REQUIREMENT » Can you find the lines of the listing that include "color" and copy every one?

ENTRIES »
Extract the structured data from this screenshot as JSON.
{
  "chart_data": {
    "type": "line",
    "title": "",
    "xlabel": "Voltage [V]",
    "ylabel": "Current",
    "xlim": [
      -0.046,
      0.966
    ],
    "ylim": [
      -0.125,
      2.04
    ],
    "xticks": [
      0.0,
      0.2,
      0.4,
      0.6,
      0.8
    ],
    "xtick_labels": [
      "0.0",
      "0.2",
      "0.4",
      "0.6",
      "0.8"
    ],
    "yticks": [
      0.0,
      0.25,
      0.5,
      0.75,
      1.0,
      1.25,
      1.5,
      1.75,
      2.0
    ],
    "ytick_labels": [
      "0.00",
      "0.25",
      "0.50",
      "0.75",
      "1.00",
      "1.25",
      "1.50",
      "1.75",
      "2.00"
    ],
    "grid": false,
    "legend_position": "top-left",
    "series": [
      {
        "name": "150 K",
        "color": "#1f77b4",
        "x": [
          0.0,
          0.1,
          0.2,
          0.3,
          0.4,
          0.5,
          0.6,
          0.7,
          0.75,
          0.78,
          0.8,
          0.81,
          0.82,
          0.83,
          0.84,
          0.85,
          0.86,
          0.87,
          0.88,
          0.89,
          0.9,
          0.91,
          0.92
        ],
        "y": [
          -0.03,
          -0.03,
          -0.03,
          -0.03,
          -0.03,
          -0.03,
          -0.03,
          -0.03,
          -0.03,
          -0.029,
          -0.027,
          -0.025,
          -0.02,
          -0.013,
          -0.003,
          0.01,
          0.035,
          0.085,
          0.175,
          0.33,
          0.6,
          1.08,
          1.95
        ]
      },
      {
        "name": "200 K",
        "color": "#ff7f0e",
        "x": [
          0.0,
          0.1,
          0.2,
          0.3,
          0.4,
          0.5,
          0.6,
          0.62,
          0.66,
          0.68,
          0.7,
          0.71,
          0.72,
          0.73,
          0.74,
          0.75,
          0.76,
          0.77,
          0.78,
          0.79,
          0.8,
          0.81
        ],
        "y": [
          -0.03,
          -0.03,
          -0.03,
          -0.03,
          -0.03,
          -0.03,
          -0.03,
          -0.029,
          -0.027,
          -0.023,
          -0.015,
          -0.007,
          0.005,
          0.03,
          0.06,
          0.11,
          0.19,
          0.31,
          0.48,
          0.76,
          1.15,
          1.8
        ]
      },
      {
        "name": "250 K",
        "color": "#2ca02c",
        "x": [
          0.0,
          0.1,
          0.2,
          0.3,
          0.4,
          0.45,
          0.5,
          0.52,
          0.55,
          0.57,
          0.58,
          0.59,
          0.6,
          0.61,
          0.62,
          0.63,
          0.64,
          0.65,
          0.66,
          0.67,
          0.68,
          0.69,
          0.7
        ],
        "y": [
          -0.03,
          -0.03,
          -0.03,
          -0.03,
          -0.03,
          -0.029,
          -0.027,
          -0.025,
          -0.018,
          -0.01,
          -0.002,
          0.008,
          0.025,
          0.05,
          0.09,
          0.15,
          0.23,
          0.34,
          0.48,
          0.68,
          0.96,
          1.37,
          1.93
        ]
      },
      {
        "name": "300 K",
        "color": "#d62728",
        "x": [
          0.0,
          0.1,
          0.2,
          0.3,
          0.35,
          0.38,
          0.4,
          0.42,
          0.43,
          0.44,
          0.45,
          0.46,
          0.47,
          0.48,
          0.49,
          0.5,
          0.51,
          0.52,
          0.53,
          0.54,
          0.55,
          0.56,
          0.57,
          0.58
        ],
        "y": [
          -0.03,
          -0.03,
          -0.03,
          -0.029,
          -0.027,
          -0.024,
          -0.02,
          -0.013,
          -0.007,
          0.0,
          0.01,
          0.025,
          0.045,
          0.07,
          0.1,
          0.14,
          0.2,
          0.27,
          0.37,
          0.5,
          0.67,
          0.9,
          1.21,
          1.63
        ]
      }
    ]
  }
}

RESULT FOR THIS EXERCISE »
        "color": "#1f77b4",
        "color": "#ff7f0e",
        "color": "#2ca02c",
        "color": "#d62728",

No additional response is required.